- [THE PROBLEM]: The data below must be copied in full and without any change.

- [LISTED RECORDS]:
....

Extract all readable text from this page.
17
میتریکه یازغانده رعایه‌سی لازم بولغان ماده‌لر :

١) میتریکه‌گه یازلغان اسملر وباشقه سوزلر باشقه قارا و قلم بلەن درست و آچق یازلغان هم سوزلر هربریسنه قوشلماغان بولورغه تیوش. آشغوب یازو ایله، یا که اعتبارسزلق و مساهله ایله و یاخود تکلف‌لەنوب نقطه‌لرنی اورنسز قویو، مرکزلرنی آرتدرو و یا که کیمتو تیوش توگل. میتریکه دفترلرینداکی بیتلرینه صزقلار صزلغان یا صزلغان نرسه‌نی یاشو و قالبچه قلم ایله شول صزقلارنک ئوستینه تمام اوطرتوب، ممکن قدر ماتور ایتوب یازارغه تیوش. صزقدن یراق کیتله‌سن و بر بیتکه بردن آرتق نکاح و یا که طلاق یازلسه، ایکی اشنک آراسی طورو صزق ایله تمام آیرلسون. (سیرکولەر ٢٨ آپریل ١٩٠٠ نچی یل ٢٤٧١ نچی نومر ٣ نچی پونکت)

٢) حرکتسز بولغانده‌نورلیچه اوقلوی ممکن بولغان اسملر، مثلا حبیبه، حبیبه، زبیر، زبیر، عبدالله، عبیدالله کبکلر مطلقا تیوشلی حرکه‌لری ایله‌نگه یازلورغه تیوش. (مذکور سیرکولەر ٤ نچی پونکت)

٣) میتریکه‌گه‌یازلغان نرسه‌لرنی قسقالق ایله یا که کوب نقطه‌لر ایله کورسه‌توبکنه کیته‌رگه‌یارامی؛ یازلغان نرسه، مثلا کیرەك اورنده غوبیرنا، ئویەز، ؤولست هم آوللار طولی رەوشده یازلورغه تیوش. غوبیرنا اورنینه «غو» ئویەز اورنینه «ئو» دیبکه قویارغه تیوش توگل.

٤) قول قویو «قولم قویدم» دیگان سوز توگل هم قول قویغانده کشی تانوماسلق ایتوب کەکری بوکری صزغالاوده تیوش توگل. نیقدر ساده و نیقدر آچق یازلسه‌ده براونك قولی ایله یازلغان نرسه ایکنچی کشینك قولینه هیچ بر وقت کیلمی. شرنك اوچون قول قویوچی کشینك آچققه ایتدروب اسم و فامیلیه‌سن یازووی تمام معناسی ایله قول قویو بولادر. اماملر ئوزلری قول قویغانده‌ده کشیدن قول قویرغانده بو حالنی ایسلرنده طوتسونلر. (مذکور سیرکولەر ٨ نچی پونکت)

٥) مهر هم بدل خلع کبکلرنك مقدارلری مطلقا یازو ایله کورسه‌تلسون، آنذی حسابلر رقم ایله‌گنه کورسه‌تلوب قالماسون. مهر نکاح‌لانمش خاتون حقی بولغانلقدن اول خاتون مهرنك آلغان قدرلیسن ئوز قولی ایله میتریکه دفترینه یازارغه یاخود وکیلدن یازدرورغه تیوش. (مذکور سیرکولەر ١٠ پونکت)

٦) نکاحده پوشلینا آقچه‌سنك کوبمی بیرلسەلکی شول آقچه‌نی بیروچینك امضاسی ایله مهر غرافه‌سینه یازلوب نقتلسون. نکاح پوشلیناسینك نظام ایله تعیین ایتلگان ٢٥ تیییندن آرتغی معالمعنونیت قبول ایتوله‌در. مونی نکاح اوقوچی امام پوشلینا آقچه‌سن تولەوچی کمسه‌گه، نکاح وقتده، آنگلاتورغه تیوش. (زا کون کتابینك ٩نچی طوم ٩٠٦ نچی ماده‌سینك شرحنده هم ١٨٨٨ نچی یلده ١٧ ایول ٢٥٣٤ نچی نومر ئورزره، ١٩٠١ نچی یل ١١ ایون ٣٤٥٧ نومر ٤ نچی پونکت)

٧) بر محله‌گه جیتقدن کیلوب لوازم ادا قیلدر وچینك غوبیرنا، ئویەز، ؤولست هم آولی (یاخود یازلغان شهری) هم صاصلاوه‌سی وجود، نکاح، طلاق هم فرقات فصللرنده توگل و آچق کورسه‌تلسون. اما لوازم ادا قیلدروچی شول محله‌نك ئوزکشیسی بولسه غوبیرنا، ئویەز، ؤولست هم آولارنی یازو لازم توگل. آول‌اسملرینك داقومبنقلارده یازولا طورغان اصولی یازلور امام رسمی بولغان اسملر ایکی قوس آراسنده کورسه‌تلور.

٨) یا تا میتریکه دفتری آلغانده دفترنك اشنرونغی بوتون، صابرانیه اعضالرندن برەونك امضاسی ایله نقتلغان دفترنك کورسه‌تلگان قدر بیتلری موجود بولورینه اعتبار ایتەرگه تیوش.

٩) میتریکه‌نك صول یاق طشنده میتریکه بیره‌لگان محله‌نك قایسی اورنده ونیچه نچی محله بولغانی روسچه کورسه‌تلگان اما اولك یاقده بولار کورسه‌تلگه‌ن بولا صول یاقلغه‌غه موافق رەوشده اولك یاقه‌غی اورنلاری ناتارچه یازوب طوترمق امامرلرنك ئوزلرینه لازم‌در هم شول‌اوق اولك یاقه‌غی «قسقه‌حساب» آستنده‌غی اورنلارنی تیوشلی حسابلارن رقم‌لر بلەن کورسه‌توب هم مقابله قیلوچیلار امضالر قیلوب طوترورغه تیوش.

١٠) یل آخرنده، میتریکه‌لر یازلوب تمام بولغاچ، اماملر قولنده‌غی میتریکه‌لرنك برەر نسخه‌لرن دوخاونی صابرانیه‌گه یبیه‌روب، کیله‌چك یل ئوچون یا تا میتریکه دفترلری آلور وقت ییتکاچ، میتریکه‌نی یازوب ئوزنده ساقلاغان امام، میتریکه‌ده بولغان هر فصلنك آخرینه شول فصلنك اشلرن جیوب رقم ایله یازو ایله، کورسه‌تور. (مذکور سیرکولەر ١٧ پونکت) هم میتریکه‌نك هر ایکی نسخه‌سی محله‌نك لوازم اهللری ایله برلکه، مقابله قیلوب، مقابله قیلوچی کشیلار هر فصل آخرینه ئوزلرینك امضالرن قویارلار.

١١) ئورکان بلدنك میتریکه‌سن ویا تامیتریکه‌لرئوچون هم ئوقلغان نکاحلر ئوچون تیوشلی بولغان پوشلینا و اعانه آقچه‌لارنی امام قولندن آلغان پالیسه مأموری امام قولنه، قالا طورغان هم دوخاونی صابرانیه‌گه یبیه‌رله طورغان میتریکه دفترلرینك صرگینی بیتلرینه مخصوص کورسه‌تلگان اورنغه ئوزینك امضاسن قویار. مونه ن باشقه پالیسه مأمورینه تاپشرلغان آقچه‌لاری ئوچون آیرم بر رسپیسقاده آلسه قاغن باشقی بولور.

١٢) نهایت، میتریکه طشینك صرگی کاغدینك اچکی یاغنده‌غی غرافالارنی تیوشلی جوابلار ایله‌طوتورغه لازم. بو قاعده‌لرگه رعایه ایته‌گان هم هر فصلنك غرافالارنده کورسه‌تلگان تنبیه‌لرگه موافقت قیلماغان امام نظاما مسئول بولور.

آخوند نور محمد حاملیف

....

- [FINAL RESULT]:
Extract all readable text from this page.
17
میتریکه یازغانده رعایه‌سی لازم بولغان ماده‌لر :

١) میتریکه‌گه یازلغان اسملر وباشقه سوزلر باشقه قارا و قلم بلەن درست و آچق یازلغان هم سوزلر هربریسنه قوشلماغان بولورغه تیوش. آشغوب یازو ایله، یا که اعتبارسزلق و مساهله ایله و یاخود تکلف‌لەنوب نقطه‌لرنی اورنسز قویو، مرکزلرنی آرتدرو و یا که کیمتو تیوش توگل. میتریکه دفترلرینداکی بیتلرینه صزقلار صزلغان یا صزلغان نرسه‌نی یاشو و قالبچه قلم ایله شول صزقلارنک ئوستینه تمام اوطرتوب، ممکن قدر ماتور ایتوب یازارغه تیوش. صزقدن یراق کیتله‌سن و بر بیتکه بردن آرتق نکاح و یا که طلاق یازلسه، ایکی اشنک آراسی طورو صزق ایله تمام آیرلسون. (سیرکولەر ٢٨ آپریل ١٩٠٠ نچی یل ٢٤٧١ نچی نومر ٣ نچی پونکت)

٢) حرکتسز بولغانده‌نورلیچه اوقلوی ممکن بولغان اسملر، مثلا حبیبه، حبیبه، زبیر، زبیر، عبدالله، عبیدالله کبکلر مطلقا تیوشلی حرکه‌لری ایله‌نگه یازلورغه تیوش. (مذکور سیرکولەر ٤ نچی پونکت)

٣) میتریکه‌گه‌یازلغان نرسه‌لرنی قسقالق ایله یا که کوب نقطه‌لر ایله کورسه‌توبکنه کیته‌رگه‌یارامی؛ یازلغان نرسه، مثلا کیرەك اورنده غوبیرنا، ئویەز، ؤولست هم آوللار طولی رەوشده یازلورغه تیوش. غوبیرنا اورنینه «غو» ئویەز اورنینه «ئو» دیبکه قویارغه تیوش توگل.

٤) قول قویو «قولم قویدم» دیگان سوز توگل هم قول قویغانده کشی تانوماسلق ایتوب کەکری بوکری صزغالاوده تیوش توگل. نیقدر ساده و نیقدر آچق یازلسه‌ده براونك قولی ایله یازلغان نرسه ایکنچی کشینك قولینه هیچ بر وقت کیلمی. شرنك اوچون قول قویوچی کشینك آچققه ایتدروب اسم و فامیلیه‌سن یازووی تمام معناسی ایله قول قویو بولادر. اماملر ئوزلری قول قویغانده‌ده کشیدن قول قویرغانده بو حالنی ایسلرنده طوتسونلر. (مذکور سیرکولەر ٨ نچی پونکت)

٥) مهر هم بدل خلع کبکلرنك مقدارلری مطلقا یازو ایله کورسه‌تلسون، آنذی حسابلر رقم ایله‌گنه کورسه‌تلوب قالماسون. مهر نکاح‌لانمش خاتون حقی بولغانلقدن اول خاتون مهرنك آلغان قدرلیسن ئوز قولی ایله میتریکه دفترینه یازارغه یاخود وکیلدن یازدرورغه تیوش. (مذکور سیرکولەر ١٠ پونکت)

٦) نکاحده پوشلینا آقچه‌سنك کوبمی بیرلسەلکی شول آقچه‌نی بیروچینك امضاسی ایله مهر غرافه‌سینه یازلوب نقتلسون. نکاح پوشلیناسینك نظام ایله تعیین ایتلگان ٢٥ تیییندن آرتغی معالمعنونیت قبول ایتوله‌در. مونی نکاح اوقوچی امام پوشلینا آقچه‌سن تولەوچی کمسه‌گه، نکاح وقتده، آنگلاتورغه تیوش. (زا کون کتابینك ٩نچی طوم ٩٠٦ نچی ماده‌سینك شرحنده هم ١٨٨٨ نچی یلده ١٧ ایول ٢٥٣٤ نچی نومر ئورزره، ١٩٠١ نچی یل ١١ ایون ٣٤٥٧ نومر ٤ نچی پونکت)

٧) بر محله‌گه جیتقدن کیلوب لوازم ادا قیلدر وچینك غوبیرنا، ئویەز، ؤولست هم آولی (یاخود یازلغان شهری) هم صاصلاوه‌سی وجود، نکاح، طلاق هم فرقات فصللرنده توگل و آچق کورسه‌تلسون. اما لوازم ادا قیلدروچی شول محله‌نك ئوزکشیسی بولسه غوبیرنا، ئویەز، ؤولست هم آولارنی یازو لازم توگل. آول‌اسملرینك داقومبنقلارده یازولا طورغان اصولی یازلور امام رسمی بولغان اسملر ایکی قوس آراسنده کورسه‌تلور.

٨) یا تا میتریکه دفتری آلغانده دفترنك اشنرونغی بوتون، صابرانیه اعضالرندن برەونك امضاسی ایله نقتلغان دفترنك کورسه‌تلگان قدر بیتلری موجود بولورینه اعتبار ایتەرگه تیوش.

٩) میتریکه‌نك صول یاق طشنده میتریکه بیره‌لگان محله‌نك قایسی اورنده ونیچه نچی محله بولغانی روسچه کورسه‌تلگان اما اولك یاقده بولار کورسه‌تلگه‌ن بولا صول یاقلغه‌غه موافق رەوشده اولك یاقه‌غی اورنلاری ناتارچه یازوب طوترمق امامرلرنك ئوزلرینه لازم‌در هم شول‌اوق اولك یاقه‌غی «قسقه‌حساب» آستنده‌غی اورنلارنی تیوشلی حسابلارن رقم‌لر بلەن کورسه‌توب هم مقابله قیلوچیلار امضالر قیلوب طوترورغه تیوش.

١٠) یل آخرنده، میتریکه‌لر یازلوب تمام بولغاچ، اماملر قولنده‌غی میتریکه‌لرنك برەر نسخه‌لرن دوخاونی صابرانیه‌گه یبیه‌روب، کیله‌چك یل ئوچون یا تا میتریکه دفترلری آلور وقت ییتکاچ، میتریکه‌نی یازوب ئوزنده ساقلاغان امام، میتریکه‌ده بولغان هر فصلنك آخرینه شول فصلنك اشلرن جیوب رقم ایله یازو ایله، کورسه‌تور. (مذکور سیرکولەر ١٧ پونکت) هم میتریکه‌نك هر ایکی نسخه‌سی محله‌نك لوازم اهللری ایله برلکه، مقابله قیلوب، مقابله قیلوچی کشیلار هر فصل آخرینه ئوزلرینك امضالرن قویارلار.

١١) ئورکان بلدنك میتریکه‌سن ویا تامیتریکه‌لرئوچون هم ئوقلغان نکاحلر ئوچون تیوشلی بولغان پوشلینا و اعانه آقچه‌لارنی امام قولندن آلغان پالیسه مأموری امام قولنه، قالا طورغان هم دوخاونی صابرانیه‌گه یبیه‌رله طورغان میتریکه دفترلرینك صرگینی بیتلرینه مخصوص کورسه‌تلگان اورنغه ئوزینك امضاسن قویار. مونه ن باشقه پالیسه مأمورینه تاپشرلغان آقچه‌لاری ئوچون آیرم بر رسپیسقاده آلسه قاغن باشقی بولور.

١٢) نهایت، میتریکه طشینك صرگی کاغدینك اچکی یاغنده‌غی غرافالارنی تیوشلی جوابلار ایله‌طوتورغه لازم. بو قاعده‌لرگه رعایه ایته‌گان هم هر فصلنك غرافالارنده کورسه‌تلگان تنبیه‌لرگه موافقت قیلماغان امام نظاما مسئول بولور.

آخوند نور محمد حاملیف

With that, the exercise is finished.